- **Geselecteerd fragment**
+ + +
18-08-2008
Kamerbrief over moties met betrekking tot Irak
Uw Kamer nam op 3 juli jl. een tweetal moties aan met betrekking tot Irak.
Over deze moties willen wij u graag nader informeren.
De motie Van Gennip, Voordewind, Van der Staaij en Van Dam, nr. 257
(23432), over het volgen van universitair onderwijs door christenen in
Irak
In de motie wordt gesteld dat christenen in Irak worden uitgesloten van het
volgen van hoger onderwijs en wordt de regering om die reden verzocht te
onderzoeken of een bijdrage kan worden geleverd aan de oprichting van een soort
van Vrije Universiteit in (Noord-)Irak. Tijdens het VAO van 3 juli jl. heeft
minister Verhagen aangegeven bereid te zijn om na te gaan hoe het staat met de
toegang tot hoger onderwijs voor christenen in Irak.
Uit navraag bij verschillende Iraakse bronnen, alsmede binnen de
internationale gemeenschap in Bagdad, is niet gebleken dat christenen in Irak
zouden worden uitgesloten van het volgen van hoger onderwijs. Dit geldt voor de
Koerdische regio (KRG) als ook voor andere delen van Irak. Overigens vormt
mogelijk meer in algemene zin de veiligheidssituatie in sommige steden, zoals in
Mosul, een belemmering voor de toegankelijkheid van hoger onderwijs.
Voor de Nederlandse regering heeft de financiering van het hoger onderwijs
bovendien geen prioriteit in de samenwerkingsrelatie met Irak. Dit lijkt meer op
de weg te liggen van de Iraakse regering.
In het licht van het bovengenoemde achten wij een Nederlandse bijdrage aan de
oprichting van een soort Vrije Universiteit in (Noord-)Irak niet opportuun.
De motie Voordewind, Van Gennip, Van der Staaij en Van Dam, nr. 258
(23432), over ontheemden in de Ninive-vlakte
Het Nederlandse humanitaire beleid is erop gericht om zoveel mogelijk
ongeoormerkt bij te dragen aan humanitaire noodsituaties om uitvoerende
organisaties de nodige flexibiliteit te geven om fondsen daar in te zetten waar
de nood het hoogst is.
+ + +
- **Verstrekte informatie**
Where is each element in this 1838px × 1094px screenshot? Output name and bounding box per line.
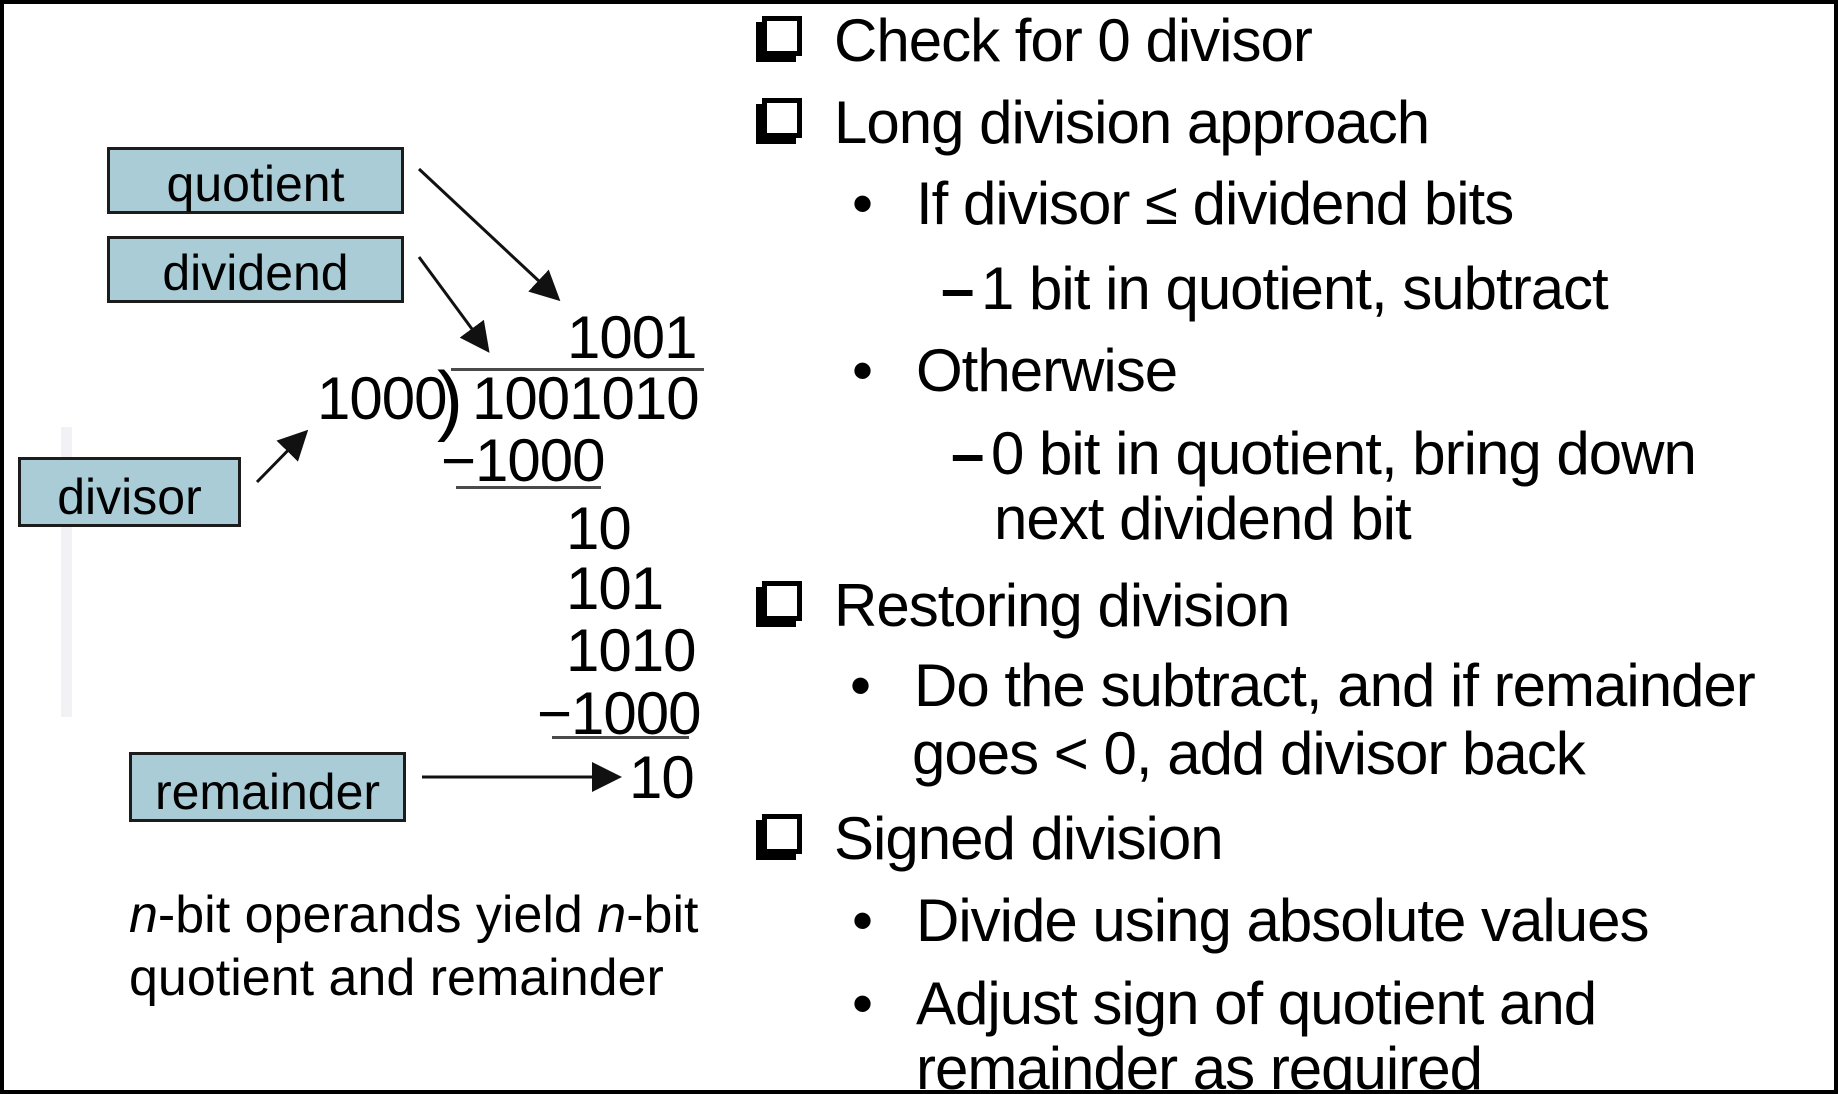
+ + +
Welke stad noemt de Kamerbrief over de moties over Irak als voorbeeld van een plaats waar de veiligheidssituatie de toegang tot hoger onderwijs mogelijk belemmert?

Mosul.